**Given exercise**
Scan the lines below; pull out those with "explicitly".
-- Start --
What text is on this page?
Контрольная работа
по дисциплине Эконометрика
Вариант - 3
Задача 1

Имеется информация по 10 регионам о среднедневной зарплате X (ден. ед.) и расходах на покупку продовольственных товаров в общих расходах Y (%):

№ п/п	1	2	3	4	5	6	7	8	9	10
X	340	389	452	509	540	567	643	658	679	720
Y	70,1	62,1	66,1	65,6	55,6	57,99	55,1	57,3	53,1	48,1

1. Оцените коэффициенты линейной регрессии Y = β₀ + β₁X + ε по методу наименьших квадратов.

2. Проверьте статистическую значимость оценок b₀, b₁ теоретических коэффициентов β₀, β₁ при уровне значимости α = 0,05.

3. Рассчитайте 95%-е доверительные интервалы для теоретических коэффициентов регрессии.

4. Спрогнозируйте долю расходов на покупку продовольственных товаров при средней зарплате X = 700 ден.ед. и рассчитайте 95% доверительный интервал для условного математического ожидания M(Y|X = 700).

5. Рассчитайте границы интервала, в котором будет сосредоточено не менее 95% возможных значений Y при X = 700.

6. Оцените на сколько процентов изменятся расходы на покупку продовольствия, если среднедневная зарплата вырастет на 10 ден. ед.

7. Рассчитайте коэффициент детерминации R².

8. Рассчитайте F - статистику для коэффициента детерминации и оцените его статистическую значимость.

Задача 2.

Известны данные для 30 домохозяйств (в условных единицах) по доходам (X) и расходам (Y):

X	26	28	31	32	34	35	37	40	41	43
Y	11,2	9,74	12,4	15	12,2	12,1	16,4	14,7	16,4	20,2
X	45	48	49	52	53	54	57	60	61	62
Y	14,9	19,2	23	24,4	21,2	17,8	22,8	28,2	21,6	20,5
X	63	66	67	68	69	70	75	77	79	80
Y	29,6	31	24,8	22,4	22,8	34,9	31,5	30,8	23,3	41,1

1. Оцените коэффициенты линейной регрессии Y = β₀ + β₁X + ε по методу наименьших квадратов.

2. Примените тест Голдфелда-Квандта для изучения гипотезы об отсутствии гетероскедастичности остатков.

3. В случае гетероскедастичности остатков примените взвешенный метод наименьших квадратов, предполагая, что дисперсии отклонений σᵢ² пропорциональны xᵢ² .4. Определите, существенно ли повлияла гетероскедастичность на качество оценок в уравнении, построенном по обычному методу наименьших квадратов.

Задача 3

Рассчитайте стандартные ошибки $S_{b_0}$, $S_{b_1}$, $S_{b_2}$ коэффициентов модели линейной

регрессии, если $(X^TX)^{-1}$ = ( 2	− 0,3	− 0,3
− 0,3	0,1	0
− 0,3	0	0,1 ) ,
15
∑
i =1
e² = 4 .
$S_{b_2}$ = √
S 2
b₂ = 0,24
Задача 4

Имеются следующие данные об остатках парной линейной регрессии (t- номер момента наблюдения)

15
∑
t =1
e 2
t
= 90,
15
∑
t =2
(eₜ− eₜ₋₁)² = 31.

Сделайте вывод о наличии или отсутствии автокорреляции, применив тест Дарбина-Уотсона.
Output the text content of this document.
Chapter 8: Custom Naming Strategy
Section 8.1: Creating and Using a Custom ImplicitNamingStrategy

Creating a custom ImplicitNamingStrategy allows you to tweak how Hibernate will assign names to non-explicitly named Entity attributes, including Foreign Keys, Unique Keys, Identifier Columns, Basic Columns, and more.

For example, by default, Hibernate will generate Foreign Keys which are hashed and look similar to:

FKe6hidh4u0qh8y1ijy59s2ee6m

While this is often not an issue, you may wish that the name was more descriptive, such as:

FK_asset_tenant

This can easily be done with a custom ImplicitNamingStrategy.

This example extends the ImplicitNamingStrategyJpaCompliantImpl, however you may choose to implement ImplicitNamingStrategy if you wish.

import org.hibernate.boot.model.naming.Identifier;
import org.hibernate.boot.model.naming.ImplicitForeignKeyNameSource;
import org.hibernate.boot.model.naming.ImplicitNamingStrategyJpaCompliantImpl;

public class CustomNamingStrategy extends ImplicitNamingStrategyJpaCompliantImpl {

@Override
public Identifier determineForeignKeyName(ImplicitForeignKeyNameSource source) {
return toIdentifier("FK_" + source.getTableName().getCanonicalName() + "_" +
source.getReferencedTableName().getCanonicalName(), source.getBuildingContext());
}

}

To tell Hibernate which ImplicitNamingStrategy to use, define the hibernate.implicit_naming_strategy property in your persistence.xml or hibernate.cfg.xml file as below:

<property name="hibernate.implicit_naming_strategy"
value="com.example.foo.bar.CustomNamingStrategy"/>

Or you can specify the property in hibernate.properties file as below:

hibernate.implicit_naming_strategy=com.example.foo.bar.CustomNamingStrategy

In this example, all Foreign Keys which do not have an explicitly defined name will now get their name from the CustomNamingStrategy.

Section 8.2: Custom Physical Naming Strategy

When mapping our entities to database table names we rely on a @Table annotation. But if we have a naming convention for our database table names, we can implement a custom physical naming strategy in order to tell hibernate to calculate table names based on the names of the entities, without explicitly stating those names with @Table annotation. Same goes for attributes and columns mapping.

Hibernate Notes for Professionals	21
-- End --
**Solution to this task**
Creating a custom ImplicitNamingStrategy allows you to tweak how Hibernate will assign names to non-explicitly named Entity attributes, including Foreign Keys, Unique Keys, Identifier Columns, Basic Columns, and more.
In this example, all Foreign Keys which do not have an explicitly defined name will now get their name from the CustomNamingStrategy.
When mapping our entities to database table names we rely on a @Table annotation. But if we have a naming convention for our database table names, we can implement a custom physical naming strategy in order to tell hibernate to calculate table names based on the names of the entities, without explicitly stating those names with @Table annotation. Same goes for attributes and columns mapping.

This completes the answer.